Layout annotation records
────────────────────────────────────────

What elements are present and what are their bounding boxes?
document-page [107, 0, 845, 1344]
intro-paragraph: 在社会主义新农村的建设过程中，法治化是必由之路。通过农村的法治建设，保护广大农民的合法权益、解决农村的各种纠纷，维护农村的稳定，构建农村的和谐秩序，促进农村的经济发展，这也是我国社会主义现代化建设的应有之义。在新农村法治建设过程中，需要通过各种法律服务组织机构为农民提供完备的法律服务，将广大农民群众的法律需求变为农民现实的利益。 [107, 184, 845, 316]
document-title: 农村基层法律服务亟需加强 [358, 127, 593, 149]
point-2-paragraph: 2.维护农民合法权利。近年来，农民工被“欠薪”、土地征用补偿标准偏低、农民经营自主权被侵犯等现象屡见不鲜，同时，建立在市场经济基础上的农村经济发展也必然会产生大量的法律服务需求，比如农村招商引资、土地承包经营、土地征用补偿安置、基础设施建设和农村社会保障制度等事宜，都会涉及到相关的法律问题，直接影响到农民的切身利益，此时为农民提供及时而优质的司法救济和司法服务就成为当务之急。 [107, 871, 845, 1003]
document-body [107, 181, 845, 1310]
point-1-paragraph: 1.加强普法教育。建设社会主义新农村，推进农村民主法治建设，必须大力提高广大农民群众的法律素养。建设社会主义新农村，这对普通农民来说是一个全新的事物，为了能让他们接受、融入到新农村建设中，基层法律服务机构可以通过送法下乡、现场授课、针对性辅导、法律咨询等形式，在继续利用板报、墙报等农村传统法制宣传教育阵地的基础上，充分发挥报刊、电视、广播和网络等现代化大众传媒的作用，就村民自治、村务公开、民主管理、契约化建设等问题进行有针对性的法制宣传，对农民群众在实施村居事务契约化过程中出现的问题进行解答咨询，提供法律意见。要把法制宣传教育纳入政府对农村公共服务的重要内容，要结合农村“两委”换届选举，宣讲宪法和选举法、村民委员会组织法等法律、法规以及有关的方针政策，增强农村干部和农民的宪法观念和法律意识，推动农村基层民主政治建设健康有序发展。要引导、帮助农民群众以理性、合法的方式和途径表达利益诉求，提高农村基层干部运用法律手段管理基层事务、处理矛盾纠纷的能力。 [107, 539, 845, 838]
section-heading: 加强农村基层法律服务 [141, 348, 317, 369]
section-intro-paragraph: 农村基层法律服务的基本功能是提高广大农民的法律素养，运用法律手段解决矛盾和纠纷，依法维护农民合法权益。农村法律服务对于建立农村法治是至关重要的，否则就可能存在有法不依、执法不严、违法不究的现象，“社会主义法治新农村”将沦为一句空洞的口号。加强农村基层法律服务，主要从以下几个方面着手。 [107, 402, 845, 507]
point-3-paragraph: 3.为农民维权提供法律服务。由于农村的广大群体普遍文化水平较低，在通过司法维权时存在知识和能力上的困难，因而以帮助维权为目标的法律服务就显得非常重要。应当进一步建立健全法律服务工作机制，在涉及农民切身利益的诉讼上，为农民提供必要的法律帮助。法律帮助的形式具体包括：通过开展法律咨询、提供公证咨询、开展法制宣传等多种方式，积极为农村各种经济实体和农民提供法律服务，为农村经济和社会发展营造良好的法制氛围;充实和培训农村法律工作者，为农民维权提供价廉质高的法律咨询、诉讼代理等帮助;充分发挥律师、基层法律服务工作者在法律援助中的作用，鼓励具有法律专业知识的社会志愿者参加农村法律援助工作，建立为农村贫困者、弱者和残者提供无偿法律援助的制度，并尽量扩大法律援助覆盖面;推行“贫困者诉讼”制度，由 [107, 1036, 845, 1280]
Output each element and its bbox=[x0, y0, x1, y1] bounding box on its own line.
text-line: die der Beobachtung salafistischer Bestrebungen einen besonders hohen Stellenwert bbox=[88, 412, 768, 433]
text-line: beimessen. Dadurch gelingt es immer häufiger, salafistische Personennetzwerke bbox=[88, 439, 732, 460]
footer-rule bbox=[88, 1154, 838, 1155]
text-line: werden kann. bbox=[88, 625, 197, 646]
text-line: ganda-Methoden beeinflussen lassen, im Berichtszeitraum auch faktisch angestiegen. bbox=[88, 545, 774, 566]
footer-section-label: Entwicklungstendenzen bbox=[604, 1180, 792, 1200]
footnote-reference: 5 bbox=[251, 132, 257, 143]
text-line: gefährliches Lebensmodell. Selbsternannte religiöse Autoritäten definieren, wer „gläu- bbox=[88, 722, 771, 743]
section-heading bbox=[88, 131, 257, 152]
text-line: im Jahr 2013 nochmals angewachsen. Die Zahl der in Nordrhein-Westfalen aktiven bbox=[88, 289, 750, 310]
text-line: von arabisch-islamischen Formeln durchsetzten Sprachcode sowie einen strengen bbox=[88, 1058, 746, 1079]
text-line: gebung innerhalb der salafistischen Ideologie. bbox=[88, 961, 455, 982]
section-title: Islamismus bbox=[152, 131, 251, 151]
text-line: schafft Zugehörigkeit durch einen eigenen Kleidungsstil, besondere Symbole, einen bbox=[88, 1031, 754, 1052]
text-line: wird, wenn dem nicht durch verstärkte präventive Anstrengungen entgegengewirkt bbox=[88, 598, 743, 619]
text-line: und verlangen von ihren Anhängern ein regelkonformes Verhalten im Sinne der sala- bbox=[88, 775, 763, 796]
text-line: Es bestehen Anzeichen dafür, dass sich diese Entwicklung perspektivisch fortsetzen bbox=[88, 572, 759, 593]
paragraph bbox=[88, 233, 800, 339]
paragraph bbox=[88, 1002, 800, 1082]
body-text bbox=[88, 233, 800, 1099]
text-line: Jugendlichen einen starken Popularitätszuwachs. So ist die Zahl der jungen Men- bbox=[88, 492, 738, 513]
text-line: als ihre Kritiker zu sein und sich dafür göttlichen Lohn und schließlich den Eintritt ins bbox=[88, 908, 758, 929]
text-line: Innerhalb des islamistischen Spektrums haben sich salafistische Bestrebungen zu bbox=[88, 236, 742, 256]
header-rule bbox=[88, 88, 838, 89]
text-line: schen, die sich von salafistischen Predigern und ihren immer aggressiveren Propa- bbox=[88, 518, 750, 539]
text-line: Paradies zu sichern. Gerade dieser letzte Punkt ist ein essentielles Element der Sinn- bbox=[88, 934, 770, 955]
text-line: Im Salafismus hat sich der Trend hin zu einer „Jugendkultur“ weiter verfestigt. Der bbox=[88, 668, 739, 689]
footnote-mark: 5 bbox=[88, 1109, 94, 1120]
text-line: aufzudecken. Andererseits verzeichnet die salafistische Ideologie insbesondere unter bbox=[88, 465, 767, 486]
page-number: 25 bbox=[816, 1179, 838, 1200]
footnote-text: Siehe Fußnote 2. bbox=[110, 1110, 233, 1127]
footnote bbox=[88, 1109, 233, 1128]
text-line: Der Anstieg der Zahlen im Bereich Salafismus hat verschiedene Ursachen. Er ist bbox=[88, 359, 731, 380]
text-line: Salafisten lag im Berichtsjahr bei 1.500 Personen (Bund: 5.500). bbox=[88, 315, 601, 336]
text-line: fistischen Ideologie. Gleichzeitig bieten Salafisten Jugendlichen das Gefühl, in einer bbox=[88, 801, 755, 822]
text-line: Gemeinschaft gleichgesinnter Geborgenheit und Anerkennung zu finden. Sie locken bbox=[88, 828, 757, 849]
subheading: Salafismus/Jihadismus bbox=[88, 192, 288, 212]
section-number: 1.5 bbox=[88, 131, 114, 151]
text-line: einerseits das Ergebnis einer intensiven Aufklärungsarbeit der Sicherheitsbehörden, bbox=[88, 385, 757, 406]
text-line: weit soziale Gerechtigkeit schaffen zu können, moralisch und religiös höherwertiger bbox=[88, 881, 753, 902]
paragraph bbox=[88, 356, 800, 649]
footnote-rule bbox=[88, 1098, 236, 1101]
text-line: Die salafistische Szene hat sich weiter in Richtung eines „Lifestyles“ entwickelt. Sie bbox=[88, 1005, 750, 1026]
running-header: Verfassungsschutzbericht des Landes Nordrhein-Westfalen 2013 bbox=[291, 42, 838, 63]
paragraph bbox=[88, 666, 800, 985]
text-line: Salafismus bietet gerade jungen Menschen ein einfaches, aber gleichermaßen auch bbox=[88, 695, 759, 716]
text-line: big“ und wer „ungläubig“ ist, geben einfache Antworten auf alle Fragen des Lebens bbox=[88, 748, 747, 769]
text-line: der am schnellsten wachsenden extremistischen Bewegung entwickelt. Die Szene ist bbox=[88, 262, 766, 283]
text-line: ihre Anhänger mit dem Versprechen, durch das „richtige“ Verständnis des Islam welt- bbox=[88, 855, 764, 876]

────────────────────────────────────────

## Task brief
Render the rows as a Markdown table with columns "No." and "Line", numbering each line and skipping blank ones. Begin at the first line of the rows and stop after the line that contains "402, 845, 507]".

## Finished answer
| No. | Line |
|---|---|
| 1 | What elements are present and what are their bounding boxes? |
| 2 | document-page [107, 0, 845, 1344] |
| 3 | intro-paragraph: 在社会主义新农村的建设过程中，法治化是必由之路。通过农村的法治建设，保护广大农民的合法权益、解决农村的各种纠纷，维护农村的稳定，构建农村的和谐秩序，促进农村的经济发展，这也是我国社会主义现代化建设的应有之义。在新农村法治建设过程中，需要通过各种法律服务组织机构为农民提供完备的法律服务，将广大农民群众的法律需求变为农民现实的利益。 [107, 184, 845, 316] |
| 4 | document-title: 农村基层法律服务亟需加强 [358, 127, 593, 149] |
| 5 | point-2-paragraph: 2.维护农民合法权利。近年来，农民工被“欠薪”、土地征用补偿标准偏低、农民经营自主权被侵犯等现象屡见不鲜，同时，建立在市场经济基础上的农村经济发展也必然会产生大量的法律服务需求，比如农村招商引资、土地承包经营、土地征用补偿安置、基础设施建设和农村社会保障制度等事宜，都会涉及到相关的法律问题，直接影响到农民的切身利益，此时为农民提供及时而优质的司法救济和司法服务就成为当务之急。 [107, 871, 845, 1003] |
| 6 | document-body [107, 181, 845, 1310] |
| 7 | point-1-paragraph: 1.加强普法教育。建设社会主义新农村，推进农村民主法治建设，必须大力提高广大农民群众的法律素养。建设社会主义新农村，这对普通农民来说是一个全新的事物，为了能让他们接受、融入到新农村建设中，基层法律服务机构可以通过送法下乡、现场授课、针对性辅导、法律咨询等形式，在继续利用板报、墙报等农村传统法制宣传教育阵地的基础上，充分发挥报刊、电视、广播和网络等现代化大众传媒的作用，就村民自治、村务公开、民主管理、契约化建设等问题进行有针对性的法制宣传，对农民群众在实施村居事务契约化过程中出现的问题进行解答咨询，提供法律意见。要把法制宣传教育纳入政府对农村公共服务的重要内容，要结合农村“两委”换届选举，宣讲宪法和选举法、村民委员会组织法等法律、法规以及有关的方针政策，增强农村干部和农民的宪法观念和法律意识，推动农村基层民主政治建设健康有序发展。要引导、帮助农民群众以理性、合法的方式和途径表达利益诉求，提高农村基层干部运用法律手段管理基层事务、处理矛盾纠纷的能力。 [107, 539, 845, 838] |
| 8 | section-heading: 加强农村基层法律服务 [141, 348, 317, 369] |
| 9 | section-intro-paragraph: 农村基层法律服务的基本功能是提高广大农民的法律素养，运用法律手段解决矛盾和纠纷，依法维护农民合法权益。农村法律服务对于建立农村法治是至关重要的，否则就可能存在有法不依、执法不严、违法不究的现象，“社会主义法治新农村”将沦为一句空洞的口号。加强农村基层法律服务，主要从以下几个方面着手。 [107, 402, 845, 507] |